Reproduce every line of the material below, but drop the pictures.

━━━━━━

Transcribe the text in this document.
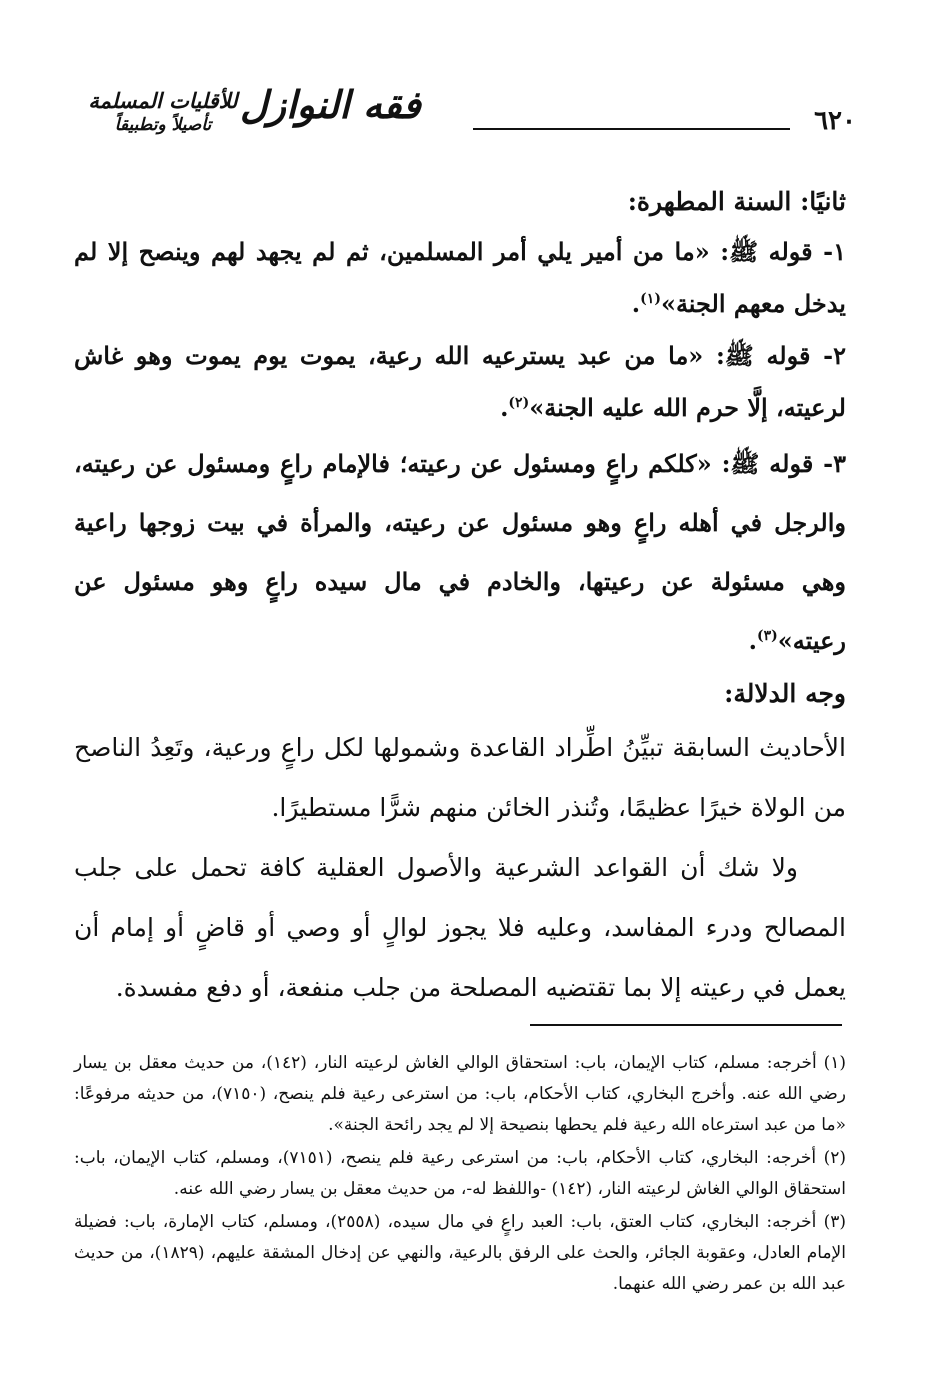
٦٢٠
فقه النوازل
للأقليات المسلمة
تأصيلاً وتطبيقاً

ثانيًا: السنة المطهرة:

١- قوله ﷺ: «ما من أمير يلي أمر المسلمين، ثم لم يجهد لهم وينصح إلا لم يدخل معهم الجنة»$^{(١)}$.

٢- قوله ﷺ: «ما من عبد يسترعيه الله رعية، يموت يوم يموت وهو غاش لرعيته، إلَّا حرم الله عليه الجنة»$^{(٢)}$.

٣- قوله ﷺ: «كلكم راعٍ ومسئول عن رعيته؛ فالإمام راعٍ ومسئول عن رعيته، والرجل في أهله راعٍ وهو مسئول عن رعيته، والمرأة في بيت زوجها راعية وهي مسئولة عن رعيتها، والخادم في مال سيده راعٍ وهو مسئول عن رعيته»$^{(٣)}$.

وجه الدلالة:

الأحاديث السابقة تبيِّنُ اطِّراد القاعدة وشمولها لكل راعٍ ورعية، وتَعِدُ الناصح من الولاة خيرًا عظيمًا، وتُنذر الخائن منهم شرًّا مستطيرًا.

ولا شك أن القواعد الشرعية والأصول العقلية كافة تحمل على جلب المصالح ودرء المفاسد، وعليه فلا يجوز لوالٍ أو وصي أو قاضٍ أو إمام أن يعمل في رعيته إلا بما تقتضيه المصلحة من جلب منفعة، أو دفع مفسدة.

(١) أخرجه: مسلم، كتاب الإيمان، باب: استحقاق الوالي الغاش لرعيته النار، (١٤٢)، من حديث معقل بن يسار رضي الله عنه. وأخرج البخاري، كتاب الأحكام، باب: من استرعى رعية فلم ينصح، (٧١٥٠)، من حديثه مرفوعًا: «ما من عبد استرعاه الله رعية فلم يحطها بنصيحة إلا لم يجد رائحة الجنة».

(٢) أخرجه: البخاري، كتاب الأحكام، باب: من استرعى رعية فلم ينصح، (٧١٥١)، ومسلم، كتاب الإيمان، باب: استحقاق الوالي الغاش لرعيته النار، (١٤٢) -واللفظ له-، من حديث معقل بن يسار رضي الله عنه.

(٣) أخرجه: البخاري، كتاب العتق، باب: العبد راعٍ في مال سيده، (٢٥٥٨)، ومسلم، كتاب الإمارة، باب: فضيلة الإمام العادل، وعقوبة الجائر، والحث على الرفق بالرعية، والنهي عن إدخال المشقة عليهم، (١٨٢٩)، من حديث عبد الله بن عمر رضي الله عنهما.
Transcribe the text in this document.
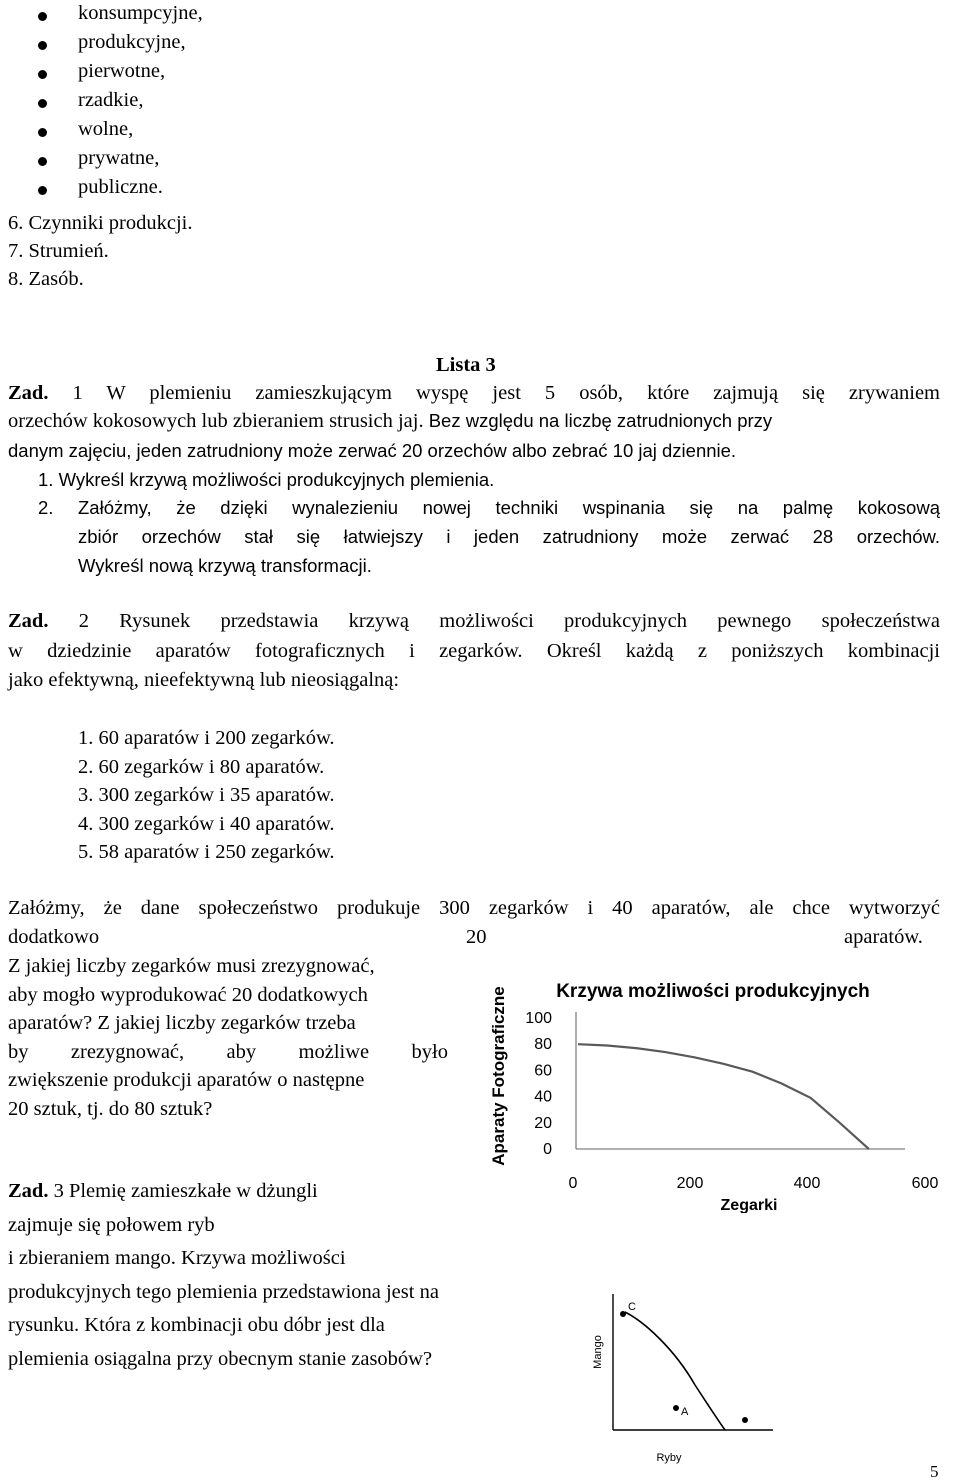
konsumpcyjne,
produkcyjne,
pierwotne,
rzadkie,
wolne,
prywatne,
publiczne.
6. Czynniki produkcji.
7. Strumień.
8. Zasób.
Lista 3
Zad. 1 W plemieniu zamieszkującym wyspę jest 5 osób, które zajmują się zrywaniem
orzechów kokosowych lub zbieraniem strusich jaj. Bez względu na liczbę zatrudnionych przy
danym zajęciu, jeden zatrudniony może zerwać 20 orzechów albo zebrać 10 jaj dziennie.
1. Wykreśl krzywą możliwości produkcyjnych plemienia.
2. Załóżmy, że dzięki wynalezieniu nowej techniki wspinania się na palmę kokosową
zbiór orzechów stał się łatwiejszy i jeden zatrudniony może zerwać 28 orzechów.
Wykreśl nową krzywą transformacji.
Zad. 2 Rysunek przedstawia krzywą możliwości produkcyjnych pewnego społeczeństwa
w dziedzinie aparatów fotograficznych i zegarków. Określ każdą z poniższych kombinacji
jako efektywną, nieefektywną lub nieosiągalną:
1. 60 aparatów i 200 zegarków.
2. 60 zegarków i 80 aparatów.
3. 300 zegarków i 35 aparatów.
4. 300 zegarków i 40 aparatów.
5. 58 aparatów i 250 zegarków.
Załóżmy, że dane społeczeństwo produkuje 300 zegarków i 40 aparatów, ale chce wytworzyć
dodatkowo	20	aparatów.
Z jakiej liczby zegarków musi zrezygnować,
aby mogło wyprodukować 20 dodatkowych
aparatów? Z jakiej liczby zegarków trzeba
by zrezygnować, aby możliwe było
zwiększenie produkcji aparatów o następne
20 sztuk, tj. do 80 sztuk?
Krzywa możliwości produkcyjnych
Aparaty Fotograficzne
Zegarki
100
80
60
40
20
0
0	200	400	600
Zad. 3 Plemię zamieszkałe w dżungli
zajmuje się połowem ryb
i zbieraniem mango. Krzywa możliwości
produkcyjnych tego plemienia przedstawiona jest na
rysunku. Która z kombinacji obu dóbr jest dla
plemienia osiągalna przy obecnym stanie zasobów?	Mango
Ryby
C
A
5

━━━━━━

= Solution =
Transcribe the text in this document.
٦٢٠
فقه النوازل
للأقليات المسلمة
تأصيلاً وتطبيقاً

ثانيًا: السنة المطهرة:

١- قوله ﷺ: «ما من أمير يلي أمر المسلمين، ثم لم يجهد لهم وينصح إلا لم يدخل معهم الجنة»$^{(١)}$.

٢- قوله ﷺ: «ما من عبد يسترعيه الله رعية، يموت يوم يموت وهو غاش لرعيته، إلَّا حرم الله عليه الجنة»$^{(٢)}$.

٣- قوله ﷺ: «كلكم راعٍ ومسئول عن رعيته؛ فالإمام راعٍ ومسئول عن رعيته، والرجل في أهله راعٍ وهو مسئول عن رعيته، والمرأة في بيت زوجها راعية وهي مسئولة عن رعيتها، والخادم في مال سيده راعٍ وهو مسئول عن رعيته»$^{(٣)}$.

وجه الدلالة:

الأحاديث السابقة تبيِّنُ اطِّراد القاعدة وشمولها لكل راعٍ ورعية، وتَعِدُ الناصح من الولاة خيرًا عظيمًا، وتُنذر الخائن منهم شرًّا مستطيرًا.

ولا شك أن القواعد الشرعية والأصول العقلية كافة تحمل على جلب المصالح ودرء المفاسد، وعليه فلا يجوز لوالٍ أو وصي أو قاضٍ أو إمام أن يعمل في رعيته إلا بما تقتضيه المصلحة من جلب منفعة، أو دفع مفسدة.

(١) أخرجه: مسلم، كتاب الإيمان، باب: استحقاق الوالي الغاش لرعيته النار، (١٤٢)، من حديث معقل بن يسار رضي الله عنه. وأخرج البخاري، كتاب الأحكام، باب: من استرعى رعية فلم ينصح، (٧١٥٠)، من حديثه مرفوعًا: «ما من عبد استرعاه الله رعية فلم يحطها بنصيحة إلا لم يجد رائحة الجنة».

(٢) أخرجه: البخاري، كتاب الأحكام، باب: من استرعى رعية فلم ينصح، (٧١٥١)، ومسلم، كتاب الإيمان، باب: استحقاق الوالي الغاش لرعيته النار، (١٤٢) -واللفظ له-، من حديث معقل بن يسار رضي الله عنه.

(٣) أخرجه: البخاري، كتاب العتق، باب: العبد راعٍ في مال سيده، (٢٥٥٨)، ومسلم، كتاب الإمارة، باب: فضيلة الإمام العادل، وعقوبة الجائر، والحث على الرفق بالرعية، والنهي عن إدخال المشقة عليهم، (١٨٢٩)، من حديث عبد الله بن عمر رضي الله عنهما.
Transcribe the text in this document.
konsumpcyjne,
produkcyjne,
pierwotne,
rzadkie,
wolne,
prywatne,
publiczne.
6. Czynniki produkcji.
7. Strumień.
8. Zasób.
Lista 3
Zad. 1 W plemieniu zamieszkującym wyspę jest 5 osób, które zajmują się zrywaniem
orzechów kokosowych lub zbieraniem strusich jaj. Bez względu na liczbę zatrudnionych przy
danym zajęciu, jeden zatrudniony może zerwać 20 orzechów albo zebrać 10 jaj dziennie.
1. Wykreśl krzywą możliwości produkcyjnych plemienia.
2. Załóżmy, że dzięki wynalezieniu nowej techniki wspinania się na palmę kokosową
zbiór orzechów stał się łatwiejszy i jeden zatrudniony może zerwać 28 orzechów.
Wykreśl nową krzywą transformacji.
Zad. 2 Rysunek przedstawia krzywą możliwości produkcyjnych pewnego społeczeństwa
w dziedzinie aparatów fotograficznych i zegarków. Określ każdą z poniższych kombinacji
jako efektywną, nieefektywną lub nieosiągalną:
1. 60 aparatów i 200 zegarków.
2. 60 zegarków i 80 aparatów.
3. 300 zegarków i 35 aparatów.
4. 300 zegarków i 40 aparatów.
5. 58 aparatów i 250 zegarków.
Załóżmy, że dane społeczeństwo produkuje 300 zegarków i 40 aparatów, ale chce wytworzyć
dodatkowo	20	aparatów.
Z jakiej liczby zegarków musi zrezygnować,
aby mogło wyprodukować 20 dodatkowych
aparatów? Z jakiej liczby zegarków trzeba
by zrezygnować, aby możliwe było
zwiększenie produkcji aparatów o następne
20 sztuk, tj. do 80 sztuk?
Krzywa możliwości produkcyjnych
Aparaty Fotograficzne
Zegarki
100
80
60
40
20
0
0	200	400	600
Zad. 3 Plemię zamieszkałe w dżungli
zajmuje się połowem ryb
i zbieraniem mango. Krzywa możliwości
produkcyjnych tego plemienia przedstawiona jest na
rysunku. Która z kombinacji obu dóbr jest dla
plemienia osiągalna przy obecnym stanie zasobów?	Mango
Ryby
C
A
5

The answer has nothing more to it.